### Problem to work on
Restate the records below word for word, and omit the images they hold.

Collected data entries
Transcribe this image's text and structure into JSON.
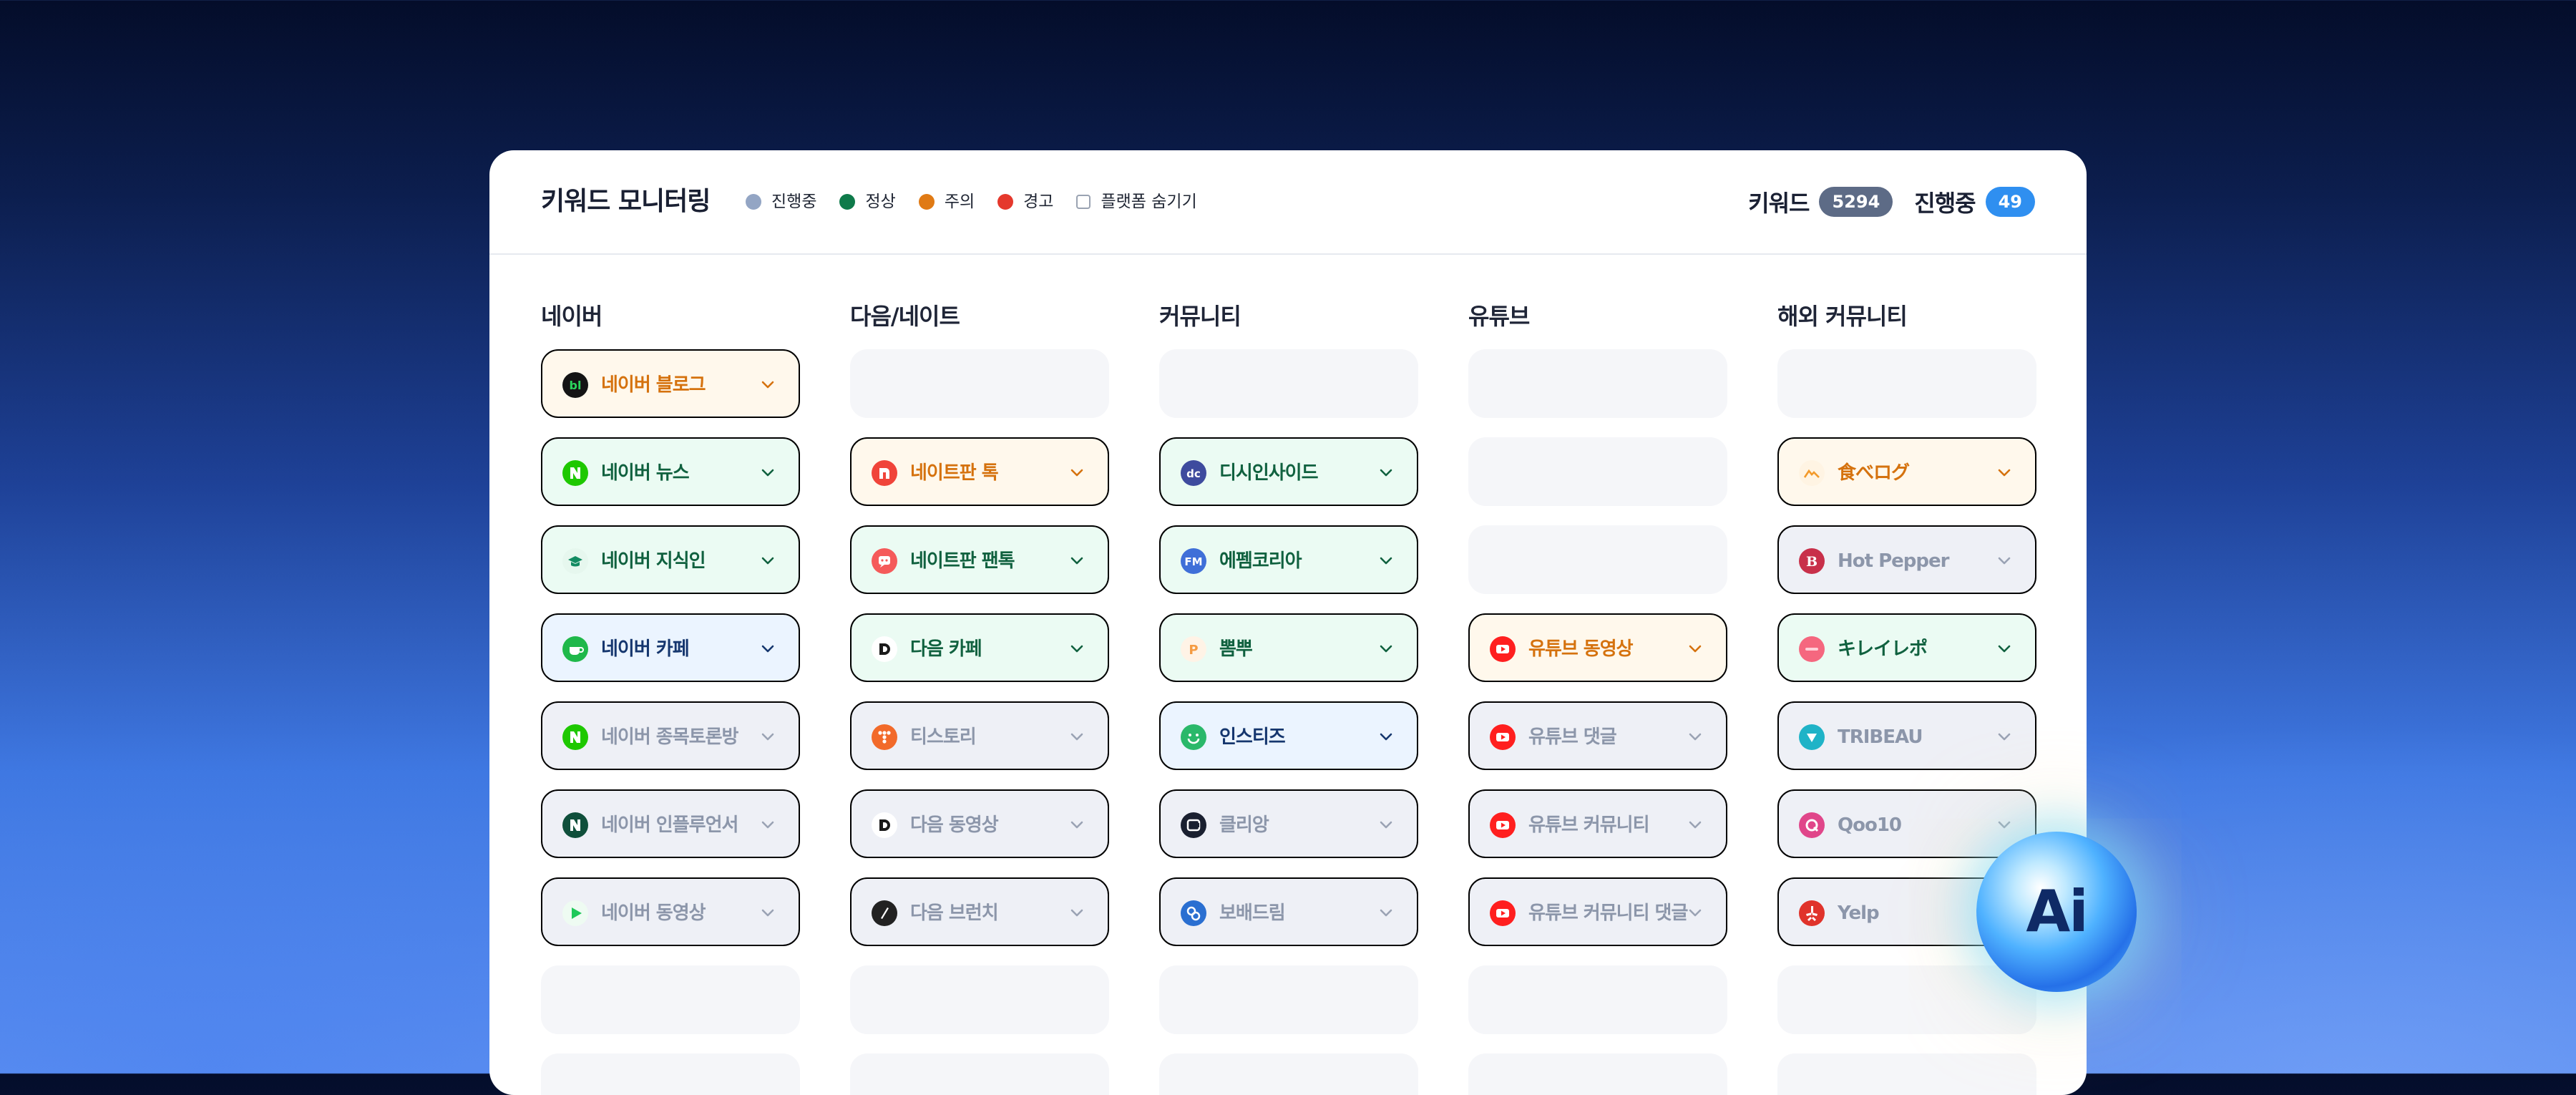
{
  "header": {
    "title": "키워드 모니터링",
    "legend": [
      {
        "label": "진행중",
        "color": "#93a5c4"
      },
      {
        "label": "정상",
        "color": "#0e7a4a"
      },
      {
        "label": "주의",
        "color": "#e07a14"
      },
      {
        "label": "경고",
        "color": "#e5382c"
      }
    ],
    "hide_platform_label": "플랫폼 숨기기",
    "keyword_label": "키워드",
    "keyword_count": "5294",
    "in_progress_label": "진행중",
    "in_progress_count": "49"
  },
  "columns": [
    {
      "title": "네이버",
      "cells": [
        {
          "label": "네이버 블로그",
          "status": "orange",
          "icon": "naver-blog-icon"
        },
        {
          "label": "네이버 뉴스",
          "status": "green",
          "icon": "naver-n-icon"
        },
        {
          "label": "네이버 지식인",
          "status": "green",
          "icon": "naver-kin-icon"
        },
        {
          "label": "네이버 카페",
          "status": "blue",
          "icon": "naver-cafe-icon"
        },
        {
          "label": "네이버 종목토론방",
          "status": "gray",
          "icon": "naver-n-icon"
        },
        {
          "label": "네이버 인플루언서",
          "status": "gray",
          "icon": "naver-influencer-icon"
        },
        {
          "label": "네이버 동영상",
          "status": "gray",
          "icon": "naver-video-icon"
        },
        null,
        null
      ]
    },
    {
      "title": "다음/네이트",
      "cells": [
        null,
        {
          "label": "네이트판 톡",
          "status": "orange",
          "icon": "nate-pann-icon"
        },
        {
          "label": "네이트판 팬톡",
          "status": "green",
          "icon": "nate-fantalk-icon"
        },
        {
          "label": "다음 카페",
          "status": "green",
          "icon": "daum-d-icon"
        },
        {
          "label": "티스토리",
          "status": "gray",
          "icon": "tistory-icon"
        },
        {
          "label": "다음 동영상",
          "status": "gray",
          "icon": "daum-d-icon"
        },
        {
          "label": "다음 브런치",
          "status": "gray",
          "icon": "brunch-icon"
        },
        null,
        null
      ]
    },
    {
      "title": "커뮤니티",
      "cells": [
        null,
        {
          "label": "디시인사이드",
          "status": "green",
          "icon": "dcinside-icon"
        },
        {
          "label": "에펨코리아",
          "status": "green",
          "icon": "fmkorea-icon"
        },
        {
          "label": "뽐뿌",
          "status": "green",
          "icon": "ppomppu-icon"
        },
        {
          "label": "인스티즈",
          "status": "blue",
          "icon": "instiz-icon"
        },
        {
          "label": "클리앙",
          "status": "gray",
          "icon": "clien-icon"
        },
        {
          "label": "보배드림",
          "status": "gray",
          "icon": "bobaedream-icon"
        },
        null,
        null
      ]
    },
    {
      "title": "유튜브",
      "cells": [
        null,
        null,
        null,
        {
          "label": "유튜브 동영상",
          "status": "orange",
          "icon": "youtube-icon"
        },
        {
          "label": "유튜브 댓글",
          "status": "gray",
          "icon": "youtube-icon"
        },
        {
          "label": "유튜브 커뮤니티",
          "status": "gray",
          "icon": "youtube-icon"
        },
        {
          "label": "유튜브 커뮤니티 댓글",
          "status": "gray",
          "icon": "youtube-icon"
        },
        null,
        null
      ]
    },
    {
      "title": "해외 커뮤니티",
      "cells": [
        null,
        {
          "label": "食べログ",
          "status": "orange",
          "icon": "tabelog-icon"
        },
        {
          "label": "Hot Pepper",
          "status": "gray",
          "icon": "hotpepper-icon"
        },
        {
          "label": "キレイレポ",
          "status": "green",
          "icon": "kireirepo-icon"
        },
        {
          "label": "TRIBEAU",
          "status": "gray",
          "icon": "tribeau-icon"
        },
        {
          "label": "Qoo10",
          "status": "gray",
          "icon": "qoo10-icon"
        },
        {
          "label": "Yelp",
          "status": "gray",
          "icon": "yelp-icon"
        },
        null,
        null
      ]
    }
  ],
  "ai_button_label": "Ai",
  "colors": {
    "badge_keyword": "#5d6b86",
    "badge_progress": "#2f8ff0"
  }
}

### Result of the task
Transcribe this image's text and structure into JSON.
{
  "header": {
    "title": "키워드 모니터링",
    "legend": [
      {
        "label": "진행중",
        "color": "#93a5c4"
      },
      {
        "label": "정상",
        "color": "#0e7a4a"
      },
      {
        "label": "주의",
        "color": "#e07a14"
      },
      {
        "label": "경고",
        "color": "#e5382c"
      }
    ],
    "hide_platform_label": "플랫폼 숨기기",
    "keyword_label": "키워드",
    "keyword_count": "5294",
    "in_progress_label": "진행중",
    "in_progress_count": "49"
  },
  "columns": [
    {
      "title": "네이버",
      "cells": [
        {
          "label": "네이버 블로그",
          "status": "orange",
          "icon": "naver-blog-icon"
        },
        {
          "label": "네이버 뉴스",
          "status": "green",
          "icon": "naver-n-icon"
        },
        {
          "label": "네이버 지식인",
          "status": "green",
          "icon": "naver-kin-icon"
        },
        {
          "label": "네이버 카페",
          "status": "blue",
          "icon": "naver-cafe-icon"
        },
        {
          "label": "네이버 종목토론방",
          "status": "gray",
          "icon": "naver-n-icon"
        },
        {
          "label": "네이버 인플루언서",
          "status": "gray",
          "icon": "naver-influencer-icon"
        },
        {
          "label": "네이버 동영상",
          "status": "gray",
          "icon": "naver-video-icon"
        },
        null,
        null
      ]
    },
    {
      "title": "다음/네이트",
      "cells": [
        null,
        {
          "label": "네이트판 톡",
          "status": "orange",
          "icon": "nate-pann-icon"
        },
        {
          "label": "네이트판 팬톡",
          "status": "green",
          "icon": "nate-fantalk-icon"
        },
        {
          "label": "다음 카페",
          "status": "green",
          "icon": "daum-d-icon"
        },
        {
          "label": "티스토리",
          "status": "gray",
          "icon": "tistory-icon"
        },
        {
          "label": "다음 동영상",
          "status": "gray",
          "icon": "daum-d-icon"
        },
        {
          "label": "다음 브런치",
          "status": "gray",
          "icon": "brunch-icon"
        },
        null,
        null
      ]
    },
    {
      "title": "커뮤니티",
      "cells": [
        null,
        {
          "label": "디시인사이드",
          "status": "green",
          "icon": "dcinside-icon"
        },
        {
          "label": "에펨코리아",
          "status": "green",
          "icon": "fmkorea-icon"
        },
        {
          "label": "뽐뿌",
          "status": "green",
          "icon": "ppomppu-icon"
        },
        {
          "label": "인스티즈",
          "status": "blue",
          "icon": "instiz-icon"
        },
        {
          "label": "클리앙",
          "status": "gray",
          "icon": "clien-icon"
        },
        {
          "label": "보배드림",
          "status": "gray",
          "icon": "bobaedream-icon"
        },
        null,
        null
      ]
    },
    {
      "title": "유튜브",
      "cells": [
        null,
        null,
        null,
        {
          "label": "유튜브 동영상",
          "status": "orange",
          "icon": "youtube-icon"
        },
        {
          "label": "유튜브 댓글",
          "status": "gray",
          "icon": "youtube-icon"
        },
        {
          "label": "유튜브 커뮤니티",
          "status": "gray",
          "icon": "youtube-icon"
        },
        {
          "label": "유튜브 커뮤니티 댓글",
          "status": "gray",
          "icon": "youtube-icon"
        },
        null,
        null
      ]
    },
    {
      "title": "해외 커뮤니티",
      "cells": [
        null,
        {
          "label": "食べログ",
          "status": "orange",
          "icon": "tabelog-icon"
        },
        {
          "label": "Hot Pepper",
          "status": "gray",
          "icon": "hotpepper-icon"
        },
        {
          "label": "キレイレポ",
          "status": "green",
          "icon": "kireirepo-icon"
        },
        {
          "label": "TRIBEAU",
          "status": "gray",
          "icon": "tribeau-icon"
        },
        {
          "label": "Qoo10",
          "status": "gray",
          "icon": "qoo10-icon"
        },
        {
          "label": "Yelp",
          "status": "gray",
          "icon": "yelp-icon"
        },
        null,
        null
      ]
    }
  ],
  "ai_button_label": "Ai",
  "colors": {
    "badge_keyword": "#5d6b86",
    "badge_progress": "#2f8ff0"
  }
}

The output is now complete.